Dataset rows:
□ □ □

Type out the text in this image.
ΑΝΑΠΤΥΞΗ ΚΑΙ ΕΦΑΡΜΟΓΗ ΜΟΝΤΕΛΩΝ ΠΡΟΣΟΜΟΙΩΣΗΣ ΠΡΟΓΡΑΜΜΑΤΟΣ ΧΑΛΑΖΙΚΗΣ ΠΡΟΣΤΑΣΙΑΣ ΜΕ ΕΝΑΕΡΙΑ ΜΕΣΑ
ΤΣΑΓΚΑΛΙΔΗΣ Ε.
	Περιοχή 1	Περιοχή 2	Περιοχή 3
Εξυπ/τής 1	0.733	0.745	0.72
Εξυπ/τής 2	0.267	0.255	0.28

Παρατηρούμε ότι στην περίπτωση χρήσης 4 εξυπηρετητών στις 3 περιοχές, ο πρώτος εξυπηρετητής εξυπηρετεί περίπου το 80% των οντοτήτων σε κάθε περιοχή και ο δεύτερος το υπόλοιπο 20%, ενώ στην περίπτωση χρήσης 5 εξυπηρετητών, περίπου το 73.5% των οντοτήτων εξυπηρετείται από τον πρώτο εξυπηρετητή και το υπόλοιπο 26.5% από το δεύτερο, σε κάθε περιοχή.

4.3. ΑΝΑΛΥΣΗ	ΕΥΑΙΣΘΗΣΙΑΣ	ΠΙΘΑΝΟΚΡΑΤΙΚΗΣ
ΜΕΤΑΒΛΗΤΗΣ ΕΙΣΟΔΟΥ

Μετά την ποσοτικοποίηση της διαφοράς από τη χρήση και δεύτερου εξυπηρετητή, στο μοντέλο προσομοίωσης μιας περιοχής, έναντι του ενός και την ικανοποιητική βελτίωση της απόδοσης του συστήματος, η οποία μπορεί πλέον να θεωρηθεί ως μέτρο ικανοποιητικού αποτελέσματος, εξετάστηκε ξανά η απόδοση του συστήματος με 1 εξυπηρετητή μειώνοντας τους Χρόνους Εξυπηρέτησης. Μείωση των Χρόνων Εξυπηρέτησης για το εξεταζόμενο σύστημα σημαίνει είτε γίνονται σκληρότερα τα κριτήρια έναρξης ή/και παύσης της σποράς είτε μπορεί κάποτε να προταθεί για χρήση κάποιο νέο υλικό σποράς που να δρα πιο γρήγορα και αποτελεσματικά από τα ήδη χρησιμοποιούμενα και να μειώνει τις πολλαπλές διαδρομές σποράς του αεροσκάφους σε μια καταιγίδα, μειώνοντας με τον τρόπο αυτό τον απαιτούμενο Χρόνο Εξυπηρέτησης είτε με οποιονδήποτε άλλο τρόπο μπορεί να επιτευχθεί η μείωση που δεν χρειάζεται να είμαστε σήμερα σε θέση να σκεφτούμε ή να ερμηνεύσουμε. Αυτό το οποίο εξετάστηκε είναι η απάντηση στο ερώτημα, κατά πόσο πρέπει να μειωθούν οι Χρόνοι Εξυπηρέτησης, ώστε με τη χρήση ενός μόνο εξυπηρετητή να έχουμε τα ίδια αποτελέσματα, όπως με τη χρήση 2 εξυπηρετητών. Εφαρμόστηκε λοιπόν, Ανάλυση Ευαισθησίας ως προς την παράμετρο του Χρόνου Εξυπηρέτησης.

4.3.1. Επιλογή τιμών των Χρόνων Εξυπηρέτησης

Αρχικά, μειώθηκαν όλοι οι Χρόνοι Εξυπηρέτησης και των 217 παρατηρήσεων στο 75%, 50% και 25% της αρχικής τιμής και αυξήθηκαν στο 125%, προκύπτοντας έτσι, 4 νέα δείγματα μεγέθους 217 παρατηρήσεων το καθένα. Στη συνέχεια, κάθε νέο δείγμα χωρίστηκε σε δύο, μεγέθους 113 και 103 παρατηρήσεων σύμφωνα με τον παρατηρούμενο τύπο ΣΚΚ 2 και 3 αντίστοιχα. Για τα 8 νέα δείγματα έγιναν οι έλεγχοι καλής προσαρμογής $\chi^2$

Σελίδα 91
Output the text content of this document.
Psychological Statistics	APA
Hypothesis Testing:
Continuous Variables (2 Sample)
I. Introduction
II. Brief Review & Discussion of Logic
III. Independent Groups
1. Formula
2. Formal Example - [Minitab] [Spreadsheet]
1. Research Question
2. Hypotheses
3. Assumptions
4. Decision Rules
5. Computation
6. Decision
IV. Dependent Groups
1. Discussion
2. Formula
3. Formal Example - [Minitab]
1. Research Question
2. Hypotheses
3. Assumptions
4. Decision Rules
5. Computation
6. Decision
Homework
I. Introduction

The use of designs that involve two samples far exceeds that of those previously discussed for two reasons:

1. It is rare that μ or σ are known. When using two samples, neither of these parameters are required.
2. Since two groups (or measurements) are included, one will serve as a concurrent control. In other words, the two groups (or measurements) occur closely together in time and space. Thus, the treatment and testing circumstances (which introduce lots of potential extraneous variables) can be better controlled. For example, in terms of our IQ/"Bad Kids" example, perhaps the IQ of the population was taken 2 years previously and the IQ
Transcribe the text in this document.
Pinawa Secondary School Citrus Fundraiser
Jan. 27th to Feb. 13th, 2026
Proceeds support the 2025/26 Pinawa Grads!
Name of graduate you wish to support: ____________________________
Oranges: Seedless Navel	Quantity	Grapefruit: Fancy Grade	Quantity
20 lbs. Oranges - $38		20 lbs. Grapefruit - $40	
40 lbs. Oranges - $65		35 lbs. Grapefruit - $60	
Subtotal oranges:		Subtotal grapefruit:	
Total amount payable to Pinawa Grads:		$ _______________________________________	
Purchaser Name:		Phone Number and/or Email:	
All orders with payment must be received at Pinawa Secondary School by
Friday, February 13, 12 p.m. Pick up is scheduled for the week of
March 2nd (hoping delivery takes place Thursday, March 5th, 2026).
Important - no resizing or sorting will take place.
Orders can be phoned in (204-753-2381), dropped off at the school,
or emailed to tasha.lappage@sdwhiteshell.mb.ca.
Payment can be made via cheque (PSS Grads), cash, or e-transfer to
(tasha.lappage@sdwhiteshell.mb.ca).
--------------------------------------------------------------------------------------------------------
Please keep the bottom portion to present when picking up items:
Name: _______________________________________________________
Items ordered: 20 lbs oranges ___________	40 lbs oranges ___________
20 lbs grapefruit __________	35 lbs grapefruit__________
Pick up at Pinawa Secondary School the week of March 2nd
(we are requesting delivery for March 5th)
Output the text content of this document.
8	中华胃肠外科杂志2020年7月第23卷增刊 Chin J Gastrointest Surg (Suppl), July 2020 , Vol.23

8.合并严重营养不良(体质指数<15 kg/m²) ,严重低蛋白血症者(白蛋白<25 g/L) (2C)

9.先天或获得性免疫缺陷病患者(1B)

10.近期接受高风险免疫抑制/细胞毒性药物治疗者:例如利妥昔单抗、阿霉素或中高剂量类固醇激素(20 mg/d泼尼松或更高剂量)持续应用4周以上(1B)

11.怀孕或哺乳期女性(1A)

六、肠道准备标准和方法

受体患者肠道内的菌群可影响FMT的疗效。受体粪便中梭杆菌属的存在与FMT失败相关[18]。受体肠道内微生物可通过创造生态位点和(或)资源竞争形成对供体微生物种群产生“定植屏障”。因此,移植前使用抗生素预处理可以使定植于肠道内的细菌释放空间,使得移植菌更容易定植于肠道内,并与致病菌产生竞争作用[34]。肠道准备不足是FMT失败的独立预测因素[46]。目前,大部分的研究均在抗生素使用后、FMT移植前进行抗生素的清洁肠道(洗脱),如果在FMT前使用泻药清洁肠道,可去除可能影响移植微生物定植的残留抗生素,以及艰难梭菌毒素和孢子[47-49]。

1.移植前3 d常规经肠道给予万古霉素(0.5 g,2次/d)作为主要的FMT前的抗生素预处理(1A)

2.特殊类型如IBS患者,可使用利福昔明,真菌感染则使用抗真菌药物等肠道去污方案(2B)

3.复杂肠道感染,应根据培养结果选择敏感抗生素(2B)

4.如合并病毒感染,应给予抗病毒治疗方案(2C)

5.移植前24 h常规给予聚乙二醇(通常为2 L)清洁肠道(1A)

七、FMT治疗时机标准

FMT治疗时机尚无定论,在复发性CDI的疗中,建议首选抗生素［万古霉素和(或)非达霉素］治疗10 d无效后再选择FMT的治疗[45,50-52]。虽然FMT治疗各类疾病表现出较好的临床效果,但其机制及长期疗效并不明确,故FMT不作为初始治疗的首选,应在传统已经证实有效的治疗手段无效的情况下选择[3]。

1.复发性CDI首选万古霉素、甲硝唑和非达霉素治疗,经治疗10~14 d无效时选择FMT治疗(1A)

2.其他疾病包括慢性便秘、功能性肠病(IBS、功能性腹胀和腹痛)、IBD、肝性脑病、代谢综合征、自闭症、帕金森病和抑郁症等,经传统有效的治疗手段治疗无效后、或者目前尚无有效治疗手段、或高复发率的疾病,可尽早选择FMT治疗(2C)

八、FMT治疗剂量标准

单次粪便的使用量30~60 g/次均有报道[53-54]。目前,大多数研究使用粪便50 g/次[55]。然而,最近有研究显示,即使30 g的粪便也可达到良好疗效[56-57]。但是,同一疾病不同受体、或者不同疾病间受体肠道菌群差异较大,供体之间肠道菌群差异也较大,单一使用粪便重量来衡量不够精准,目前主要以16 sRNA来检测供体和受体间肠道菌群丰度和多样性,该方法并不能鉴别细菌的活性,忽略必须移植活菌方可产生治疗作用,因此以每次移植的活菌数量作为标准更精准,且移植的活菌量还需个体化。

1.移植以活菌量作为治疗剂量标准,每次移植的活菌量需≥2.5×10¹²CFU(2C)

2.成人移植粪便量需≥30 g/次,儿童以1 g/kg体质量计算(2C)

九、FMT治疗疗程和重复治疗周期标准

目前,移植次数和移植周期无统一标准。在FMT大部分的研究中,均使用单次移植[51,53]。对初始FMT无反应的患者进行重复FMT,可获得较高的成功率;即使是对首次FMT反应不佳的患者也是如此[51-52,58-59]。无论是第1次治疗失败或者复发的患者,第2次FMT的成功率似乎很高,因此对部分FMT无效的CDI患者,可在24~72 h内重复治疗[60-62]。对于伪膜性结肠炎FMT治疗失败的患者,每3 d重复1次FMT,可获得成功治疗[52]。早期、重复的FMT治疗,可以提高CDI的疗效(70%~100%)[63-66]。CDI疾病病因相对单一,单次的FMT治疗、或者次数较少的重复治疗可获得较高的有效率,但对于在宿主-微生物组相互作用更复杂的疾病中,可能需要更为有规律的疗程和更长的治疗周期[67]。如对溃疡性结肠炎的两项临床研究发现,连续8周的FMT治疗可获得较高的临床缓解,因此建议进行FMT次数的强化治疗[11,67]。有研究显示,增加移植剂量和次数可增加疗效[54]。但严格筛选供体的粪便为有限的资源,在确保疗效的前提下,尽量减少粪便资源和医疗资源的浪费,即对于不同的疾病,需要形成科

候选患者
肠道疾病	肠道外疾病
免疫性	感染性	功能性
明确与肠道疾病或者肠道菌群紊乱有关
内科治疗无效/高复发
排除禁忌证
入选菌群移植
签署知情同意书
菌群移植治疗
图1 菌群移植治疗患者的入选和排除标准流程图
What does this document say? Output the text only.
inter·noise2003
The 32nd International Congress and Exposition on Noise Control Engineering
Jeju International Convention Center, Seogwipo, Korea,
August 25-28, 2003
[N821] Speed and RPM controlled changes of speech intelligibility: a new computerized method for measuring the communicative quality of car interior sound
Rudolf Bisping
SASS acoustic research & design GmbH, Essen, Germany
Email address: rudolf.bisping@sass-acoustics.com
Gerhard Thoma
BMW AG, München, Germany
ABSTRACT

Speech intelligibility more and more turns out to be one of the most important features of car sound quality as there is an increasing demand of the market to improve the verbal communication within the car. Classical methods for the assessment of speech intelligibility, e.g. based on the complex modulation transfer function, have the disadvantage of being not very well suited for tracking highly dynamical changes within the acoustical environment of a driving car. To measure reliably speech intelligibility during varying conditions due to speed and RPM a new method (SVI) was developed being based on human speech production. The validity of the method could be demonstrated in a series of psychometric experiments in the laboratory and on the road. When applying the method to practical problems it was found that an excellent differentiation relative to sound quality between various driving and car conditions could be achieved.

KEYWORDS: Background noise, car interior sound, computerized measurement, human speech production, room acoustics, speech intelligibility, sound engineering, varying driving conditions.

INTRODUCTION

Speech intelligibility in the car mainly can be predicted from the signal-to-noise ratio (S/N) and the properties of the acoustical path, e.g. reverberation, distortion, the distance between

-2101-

□ □ □

EXERCISE OBJECTIVE:
Which lines include "driving"? Copy each of them out.

SOLUTION TO THIS EXERCISE:
Speech intelligibility more and more turns out to be one of the most important features of car sound quality as there is an increasing demand of the market to improve the verbal communication within the car. Classical methods for the assessment of speech intelligibility, e.g. based on the complex modulation transfer function, have the disadvantage of being not very well suited for tracking highly dynamical changes within the acoustical environment of a driving car. To measure reliably speech intelligibility during varying conditions due to speed and RPM a new method (SVI) was developed being based on human speech production. The validity of the method could be demonstrated in a series of psychometric experiments in the laboratory and on the road. When applying the method to practical problems it was found that an excellent differentiation relative to sound quality between various driving and car conditions could be achieved.
KEYWORDS: Background noise, car interior sound, computerized measurement, human speech production, room acoustics, speech intelligibility, sound engineering, varying driving conditions.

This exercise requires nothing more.